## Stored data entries
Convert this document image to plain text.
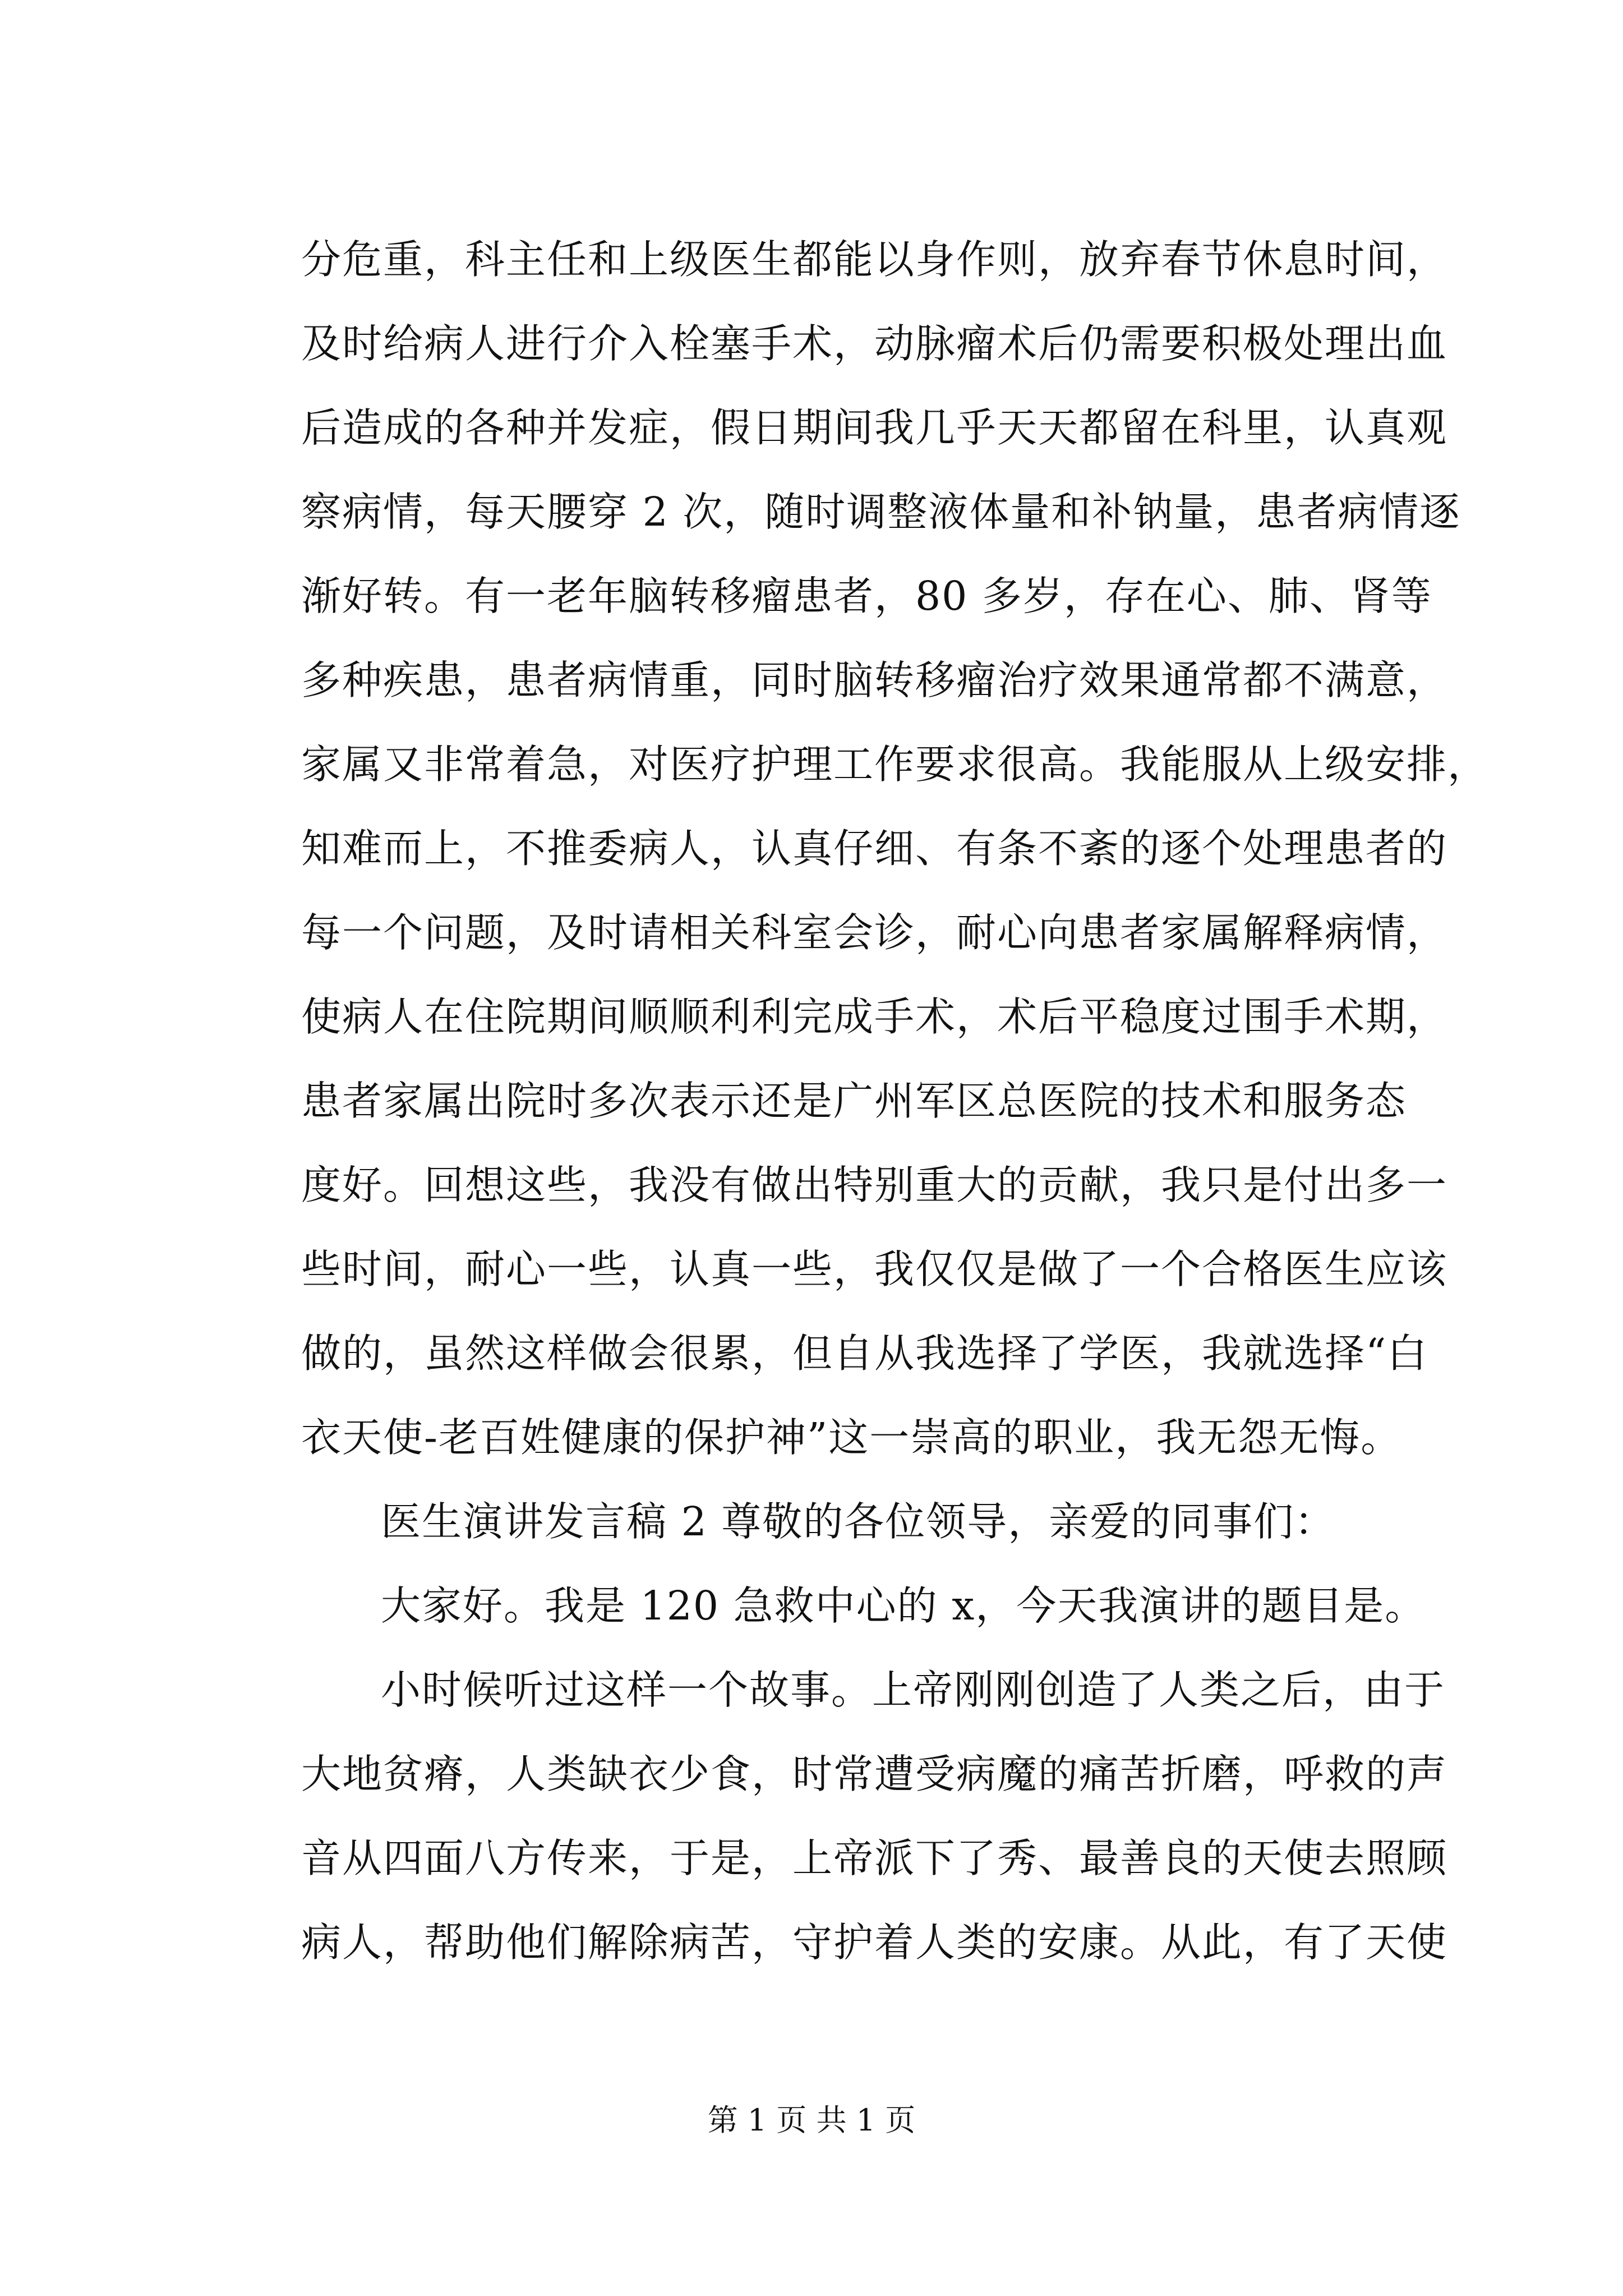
分危重，科主任和上级医生都能以身作则，放弃春节休息时间，
及时给病人进行介入栓塞手术，动脉瘤术后仍需要积极处理出血
后造成的各种并发症，假日期间我几乎天天都留在科里，认真观
察病情，每天腰穿 2 次，随时调整液体量和补钠量，患者病情逐
渐好转。有一老年脑转移瘤患者，80 多岁，存在心、肺、肾等
多种疾患，患者病情重，同时脑转移瘤治疗效果通常都不满意，
家属又非常着急，对医疗护理工作要求很高。我能服从上级安排，
知难而上，不推委病人，认真仔细、有条不紊的逐个处理患者的
每一个问题，及时请相关科室会诊，耐心向患者家属解释病情，
使病人在住院期间顺顺利利完成手术，术后平稳度过围手术期，
患者家属出院时多次表示还是广州军区总医院的技术和服务态
度好。回想这些，我没有做出特别重大的贡献，我只是付出多一
些时间，耐心一些，认真一些，我仅仅是做了一个合格医生应该
做的，虽然这样做会很累，但自从我选择了学医，我就选择“白
衣天使-老百姓健康的保护神”这一崇高的职业，我无怨无悔。
医生演讲发言稿 2 尊敬的各位领导，亲爱的同事们：
大家好。我是 120 急救中心的 x，今天我演讲的题目是。
小时候听过这样一个故事。上帝刚刚创造了人类之后，由于
大地贫瘠，人类缺衣少食，时常遭受病魔的痛苦折磨，呼救的声
音从四面八方传来，于是，上帝派下了秀、最善良的天使去照顾
病人，帮助他们解除病苦，守护着人类的安康。从此，有了天使
第 1 页 共 1 页
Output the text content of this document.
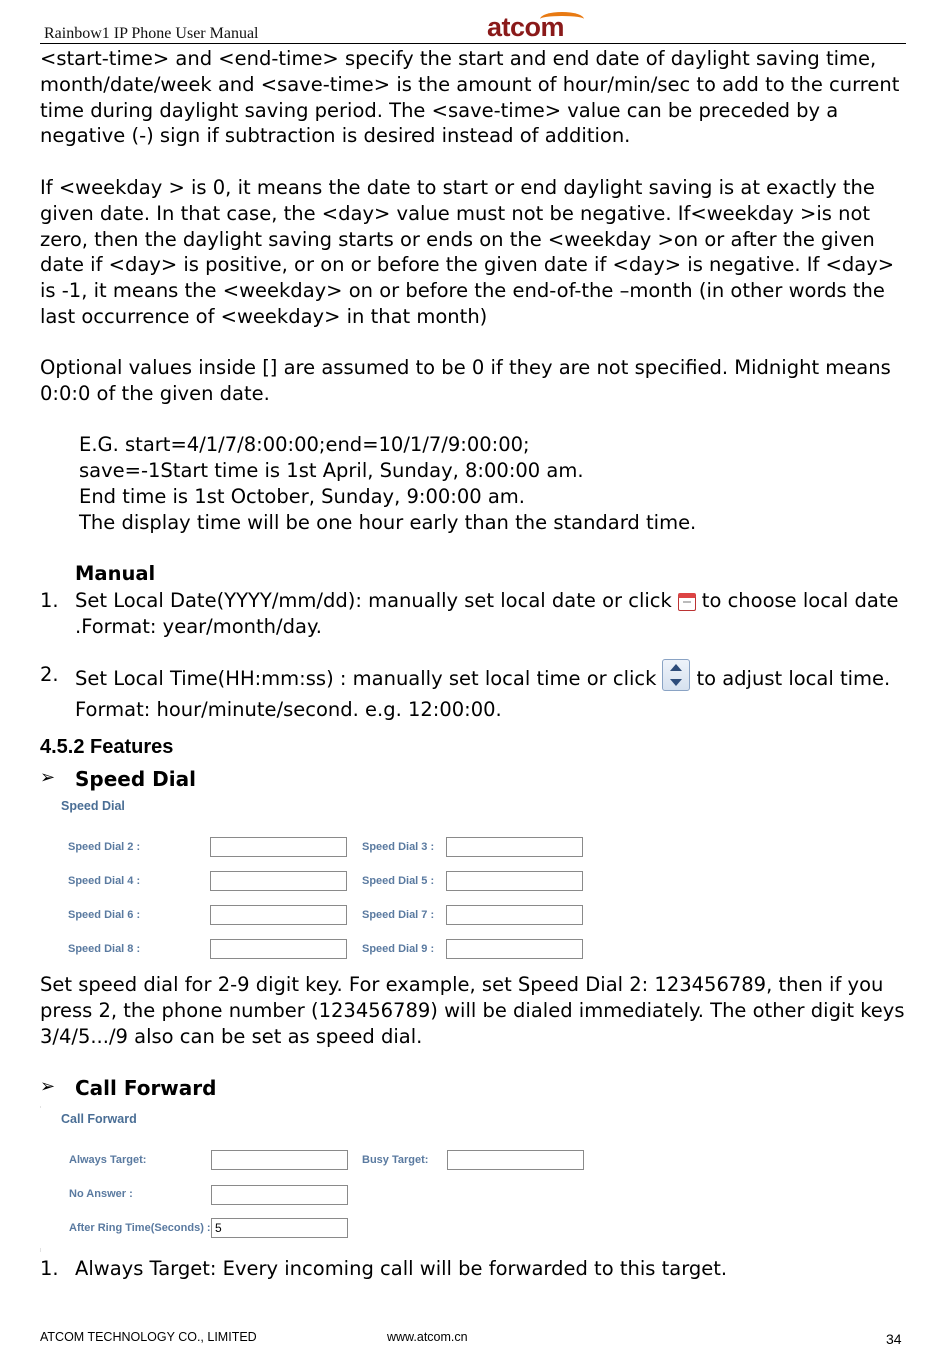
Rainbow1 IP Phone User Manual	atcom

<start-time> and <end-time> specify the start and end date of daylight saving time, month/date/week and <save-time> is the amount of hour/min/sec to add to the current time during daylight saving period. The <save-time> value can be preceded by a negative (-) sign if subtraction is desired instead of addition.

If <weekday > is 0, it means the date to start or end daylight saving is at exactly the given date. In that case, the <day> value must not be negative. If<weekday >is not zero, then the daylight saving starts or ends on the <weekday >on or after the given date if <day> is positive, or on or before the given date if <day> is negative. If <day> is -1, it means the <weekday> on or before the end-of-the –month (in other words the last occurrence of <weekday> in that month)

Optional values inside [] are assumed to be 0 if they are not specified. Midnight means 0:0:0 of the given date.

E.G. start=4/1/7/8:00:00;end=10/1/7/9:00:00;
save=-1Start time is 1st April, Sunday, 8:00:00 am.
End time is 1st October, Sunday, 9:00:00 am.
The display time will be one hour early than the standard time.
Manual
1. Set Local Date(YYYY/mm/dd): manually set local date or click to choose local date .Format: year/month/day.
2. Set Local Time(HH:mm:ss) : manually set local time or click to adjust local time. Format: hour/minute/second. e.g. 12:00:00.
4.5.2 Features
➢ Speed Dial
Speed Dial
Speed Dial 2 :	Speed Dial 3 :
Speed Dial 4 :	Speed Dial 5 :
Speed Dial 6 :	Speed Dial 7 :
Speed Dial 8 :	Speed Dial 9 :

Set speed dial for 2-9 digit key. For example, set Speed Dial 2: 123456789, then if you press 2, the phone number (123456789) will be dialed immediately. The other digit keys 3/4/5.../9 also can be set as speed dial.

➢ Call Forward
Call Forward
Always Target:	Busy Target:
No Answer :
After Ring Time(Seconds) :
5
1. Always Target: Every incoming call will be forwarded to this target.
ATCOM TECHNOLOGY CO., LIMITED	www.atcom.cn	34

## SHORT EXERCISE
Return each line among the entries that holds the word "Always".

## FINAL RESULT
Always Target:	Busy Target:
1. Always Target: Every incoming call will be forwarded to this target.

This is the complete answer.